▼
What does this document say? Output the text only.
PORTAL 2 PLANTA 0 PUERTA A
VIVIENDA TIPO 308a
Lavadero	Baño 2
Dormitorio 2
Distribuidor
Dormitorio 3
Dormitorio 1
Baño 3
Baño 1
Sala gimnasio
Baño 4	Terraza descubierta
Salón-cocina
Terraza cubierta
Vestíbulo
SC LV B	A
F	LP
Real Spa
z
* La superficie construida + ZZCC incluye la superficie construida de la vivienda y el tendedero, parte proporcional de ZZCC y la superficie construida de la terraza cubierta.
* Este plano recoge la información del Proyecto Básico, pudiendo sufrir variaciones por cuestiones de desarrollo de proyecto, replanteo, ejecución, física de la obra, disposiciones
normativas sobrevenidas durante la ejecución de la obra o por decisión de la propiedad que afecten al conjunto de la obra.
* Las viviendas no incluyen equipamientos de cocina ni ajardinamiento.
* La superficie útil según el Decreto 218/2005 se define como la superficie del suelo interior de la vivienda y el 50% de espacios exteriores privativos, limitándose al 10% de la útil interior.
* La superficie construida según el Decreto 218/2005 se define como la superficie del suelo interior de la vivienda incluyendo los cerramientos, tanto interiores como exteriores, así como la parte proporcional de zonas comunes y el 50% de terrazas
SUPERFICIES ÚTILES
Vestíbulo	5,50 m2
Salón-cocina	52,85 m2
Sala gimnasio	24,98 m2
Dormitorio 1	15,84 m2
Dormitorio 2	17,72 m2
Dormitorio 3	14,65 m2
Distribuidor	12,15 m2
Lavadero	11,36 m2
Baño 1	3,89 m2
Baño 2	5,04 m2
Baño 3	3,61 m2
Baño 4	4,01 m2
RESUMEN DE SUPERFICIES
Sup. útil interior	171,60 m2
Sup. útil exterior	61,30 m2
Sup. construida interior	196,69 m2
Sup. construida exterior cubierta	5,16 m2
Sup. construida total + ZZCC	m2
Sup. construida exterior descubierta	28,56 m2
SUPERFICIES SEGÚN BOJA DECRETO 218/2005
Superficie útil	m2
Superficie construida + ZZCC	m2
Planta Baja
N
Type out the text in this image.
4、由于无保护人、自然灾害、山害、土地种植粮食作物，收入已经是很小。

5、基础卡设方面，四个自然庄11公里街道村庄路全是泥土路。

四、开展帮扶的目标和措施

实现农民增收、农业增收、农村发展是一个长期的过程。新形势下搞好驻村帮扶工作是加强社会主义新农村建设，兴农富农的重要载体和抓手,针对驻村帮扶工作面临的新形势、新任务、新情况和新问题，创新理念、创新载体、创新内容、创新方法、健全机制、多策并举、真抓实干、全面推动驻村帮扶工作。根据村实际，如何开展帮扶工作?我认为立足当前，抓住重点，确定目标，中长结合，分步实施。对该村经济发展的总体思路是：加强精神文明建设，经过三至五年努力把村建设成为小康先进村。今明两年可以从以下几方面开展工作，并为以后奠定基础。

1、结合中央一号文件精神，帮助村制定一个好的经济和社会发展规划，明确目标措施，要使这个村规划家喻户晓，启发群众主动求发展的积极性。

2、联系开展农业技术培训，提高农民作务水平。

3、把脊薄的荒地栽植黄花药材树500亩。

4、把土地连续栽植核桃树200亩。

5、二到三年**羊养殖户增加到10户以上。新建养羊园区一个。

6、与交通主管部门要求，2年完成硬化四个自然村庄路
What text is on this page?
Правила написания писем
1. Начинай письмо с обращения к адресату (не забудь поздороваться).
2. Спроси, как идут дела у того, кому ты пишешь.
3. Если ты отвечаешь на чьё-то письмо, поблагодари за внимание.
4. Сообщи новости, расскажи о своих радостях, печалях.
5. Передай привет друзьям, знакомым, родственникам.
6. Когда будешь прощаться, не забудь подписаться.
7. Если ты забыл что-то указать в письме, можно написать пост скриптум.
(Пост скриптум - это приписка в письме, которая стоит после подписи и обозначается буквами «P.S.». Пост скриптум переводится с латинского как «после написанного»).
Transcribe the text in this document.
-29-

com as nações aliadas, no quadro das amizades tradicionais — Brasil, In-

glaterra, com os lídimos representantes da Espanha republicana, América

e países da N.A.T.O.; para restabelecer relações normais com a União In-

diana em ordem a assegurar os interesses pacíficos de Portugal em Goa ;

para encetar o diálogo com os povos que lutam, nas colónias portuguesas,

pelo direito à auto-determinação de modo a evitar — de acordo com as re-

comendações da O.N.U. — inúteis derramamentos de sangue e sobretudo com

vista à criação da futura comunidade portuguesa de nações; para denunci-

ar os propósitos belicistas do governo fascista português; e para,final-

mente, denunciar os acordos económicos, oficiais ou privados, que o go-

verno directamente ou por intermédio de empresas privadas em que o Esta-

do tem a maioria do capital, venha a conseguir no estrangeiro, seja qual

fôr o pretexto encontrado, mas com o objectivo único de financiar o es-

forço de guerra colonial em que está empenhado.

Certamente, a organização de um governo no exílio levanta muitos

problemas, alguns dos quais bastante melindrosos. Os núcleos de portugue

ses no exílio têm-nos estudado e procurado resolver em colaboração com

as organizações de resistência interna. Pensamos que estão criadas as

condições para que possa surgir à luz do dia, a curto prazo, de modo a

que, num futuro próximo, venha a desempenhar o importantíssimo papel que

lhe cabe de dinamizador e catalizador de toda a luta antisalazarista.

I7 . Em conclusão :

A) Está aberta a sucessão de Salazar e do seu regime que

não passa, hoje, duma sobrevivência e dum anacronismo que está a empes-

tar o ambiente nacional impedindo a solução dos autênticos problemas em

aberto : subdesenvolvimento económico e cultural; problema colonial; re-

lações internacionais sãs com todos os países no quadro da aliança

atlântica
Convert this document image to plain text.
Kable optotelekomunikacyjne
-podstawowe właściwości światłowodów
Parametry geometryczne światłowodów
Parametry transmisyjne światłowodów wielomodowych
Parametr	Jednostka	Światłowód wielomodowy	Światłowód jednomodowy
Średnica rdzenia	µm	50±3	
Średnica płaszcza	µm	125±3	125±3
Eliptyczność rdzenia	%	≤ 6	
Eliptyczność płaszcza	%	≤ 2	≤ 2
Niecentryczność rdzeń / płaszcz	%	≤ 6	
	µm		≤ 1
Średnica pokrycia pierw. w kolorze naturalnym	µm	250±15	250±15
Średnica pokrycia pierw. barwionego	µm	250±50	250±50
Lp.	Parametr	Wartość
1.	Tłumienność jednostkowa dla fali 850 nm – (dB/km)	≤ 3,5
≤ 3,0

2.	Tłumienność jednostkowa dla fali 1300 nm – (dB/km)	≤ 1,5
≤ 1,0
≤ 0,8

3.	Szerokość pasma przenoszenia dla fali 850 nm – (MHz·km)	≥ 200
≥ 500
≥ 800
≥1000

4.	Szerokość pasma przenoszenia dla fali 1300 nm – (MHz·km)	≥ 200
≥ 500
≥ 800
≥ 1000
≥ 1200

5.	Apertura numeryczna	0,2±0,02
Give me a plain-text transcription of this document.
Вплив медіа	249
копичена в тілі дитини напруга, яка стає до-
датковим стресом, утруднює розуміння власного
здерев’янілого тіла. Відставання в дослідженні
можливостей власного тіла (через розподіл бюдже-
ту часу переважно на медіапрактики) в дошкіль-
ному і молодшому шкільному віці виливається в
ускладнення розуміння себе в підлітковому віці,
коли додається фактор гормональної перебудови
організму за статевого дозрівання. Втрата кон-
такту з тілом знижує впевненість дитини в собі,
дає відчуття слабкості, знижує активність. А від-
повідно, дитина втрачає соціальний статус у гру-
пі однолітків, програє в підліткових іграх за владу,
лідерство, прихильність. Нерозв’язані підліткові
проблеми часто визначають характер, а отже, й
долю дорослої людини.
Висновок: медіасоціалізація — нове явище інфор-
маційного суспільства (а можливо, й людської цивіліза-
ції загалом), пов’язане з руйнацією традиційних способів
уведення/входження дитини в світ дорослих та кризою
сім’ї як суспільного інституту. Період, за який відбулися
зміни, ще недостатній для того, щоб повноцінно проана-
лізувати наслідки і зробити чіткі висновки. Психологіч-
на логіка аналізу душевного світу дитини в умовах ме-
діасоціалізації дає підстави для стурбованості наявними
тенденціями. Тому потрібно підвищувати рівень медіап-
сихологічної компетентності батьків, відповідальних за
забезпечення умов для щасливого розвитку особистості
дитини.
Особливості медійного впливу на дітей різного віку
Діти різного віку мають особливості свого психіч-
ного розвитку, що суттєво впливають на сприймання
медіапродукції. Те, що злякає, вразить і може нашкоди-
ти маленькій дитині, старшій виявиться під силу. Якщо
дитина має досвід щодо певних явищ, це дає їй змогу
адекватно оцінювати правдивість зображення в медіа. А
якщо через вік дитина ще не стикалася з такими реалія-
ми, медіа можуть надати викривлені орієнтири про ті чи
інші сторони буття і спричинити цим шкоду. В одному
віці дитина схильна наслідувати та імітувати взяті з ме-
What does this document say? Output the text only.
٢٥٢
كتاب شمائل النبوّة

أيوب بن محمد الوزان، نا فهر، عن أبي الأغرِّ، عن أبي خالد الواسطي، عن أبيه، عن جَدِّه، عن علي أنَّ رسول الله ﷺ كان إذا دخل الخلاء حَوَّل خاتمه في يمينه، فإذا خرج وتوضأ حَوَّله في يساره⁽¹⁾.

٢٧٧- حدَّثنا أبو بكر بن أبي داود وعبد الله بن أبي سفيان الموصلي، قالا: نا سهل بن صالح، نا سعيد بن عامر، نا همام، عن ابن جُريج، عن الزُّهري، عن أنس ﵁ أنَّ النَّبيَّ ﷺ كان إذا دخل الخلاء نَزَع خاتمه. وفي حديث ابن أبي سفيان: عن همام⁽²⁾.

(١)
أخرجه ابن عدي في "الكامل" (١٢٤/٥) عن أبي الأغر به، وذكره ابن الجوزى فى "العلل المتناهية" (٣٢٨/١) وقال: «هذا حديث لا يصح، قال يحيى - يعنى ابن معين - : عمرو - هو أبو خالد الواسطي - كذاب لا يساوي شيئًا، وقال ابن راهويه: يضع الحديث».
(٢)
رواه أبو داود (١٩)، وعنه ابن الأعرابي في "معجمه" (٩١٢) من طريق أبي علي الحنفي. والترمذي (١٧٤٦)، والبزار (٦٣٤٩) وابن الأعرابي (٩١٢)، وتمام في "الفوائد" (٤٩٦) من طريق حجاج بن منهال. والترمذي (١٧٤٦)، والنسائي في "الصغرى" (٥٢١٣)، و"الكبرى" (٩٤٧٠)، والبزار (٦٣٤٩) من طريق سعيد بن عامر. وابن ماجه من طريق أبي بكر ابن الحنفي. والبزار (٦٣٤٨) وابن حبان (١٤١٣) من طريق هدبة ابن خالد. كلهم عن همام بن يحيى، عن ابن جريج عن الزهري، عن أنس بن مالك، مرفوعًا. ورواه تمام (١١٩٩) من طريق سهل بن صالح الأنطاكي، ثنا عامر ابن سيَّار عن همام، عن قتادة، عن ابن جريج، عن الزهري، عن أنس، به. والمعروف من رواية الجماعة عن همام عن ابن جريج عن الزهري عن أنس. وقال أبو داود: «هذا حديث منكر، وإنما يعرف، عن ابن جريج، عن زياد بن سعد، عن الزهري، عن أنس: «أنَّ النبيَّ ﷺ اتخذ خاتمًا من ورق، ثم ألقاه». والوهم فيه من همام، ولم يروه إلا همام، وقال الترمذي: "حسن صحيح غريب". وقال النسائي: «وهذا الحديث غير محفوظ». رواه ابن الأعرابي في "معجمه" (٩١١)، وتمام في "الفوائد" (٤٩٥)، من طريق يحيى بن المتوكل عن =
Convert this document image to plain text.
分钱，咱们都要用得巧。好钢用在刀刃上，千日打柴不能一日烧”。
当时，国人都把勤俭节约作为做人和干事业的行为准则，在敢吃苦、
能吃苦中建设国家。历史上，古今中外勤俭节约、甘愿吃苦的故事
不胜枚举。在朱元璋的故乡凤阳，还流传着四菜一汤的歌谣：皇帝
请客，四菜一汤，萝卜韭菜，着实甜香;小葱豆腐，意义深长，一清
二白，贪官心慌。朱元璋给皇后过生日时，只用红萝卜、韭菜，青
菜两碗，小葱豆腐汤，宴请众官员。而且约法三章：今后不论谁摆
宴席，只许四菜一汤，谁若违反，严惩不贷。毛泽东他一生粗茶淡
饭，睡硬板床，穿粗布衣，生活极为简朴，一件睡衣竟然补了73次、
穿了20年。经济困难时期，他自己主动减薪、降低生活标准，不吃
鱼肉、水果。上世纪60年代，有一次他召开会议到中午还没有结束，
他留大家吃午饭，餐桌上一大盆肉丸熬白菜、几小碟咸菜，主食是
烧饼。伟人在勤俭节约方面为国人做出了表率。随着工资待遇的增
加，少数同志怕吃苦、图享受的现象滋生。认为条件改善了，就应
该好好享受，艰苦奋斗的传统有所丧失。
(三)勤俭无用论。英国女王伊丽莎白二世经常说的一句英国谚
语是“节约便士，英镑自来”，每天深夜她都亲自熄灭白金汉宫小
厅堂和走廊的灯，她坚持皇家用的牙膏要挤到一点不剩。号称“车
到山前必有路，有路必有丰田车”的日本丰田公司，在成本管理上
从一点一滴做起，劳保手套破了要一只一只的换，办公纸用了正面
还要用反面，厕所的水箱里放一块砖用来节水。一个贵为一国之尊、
▲
§ Task to carry out
Where a line above contains the word "SUPERFICIES", copy that line.

§ Full output
SUPERFICIES ÚTILES
RESUMEN DE SUPERFICIES
SUPERFICIES SEGÚN BOJA DECRETO 218/2005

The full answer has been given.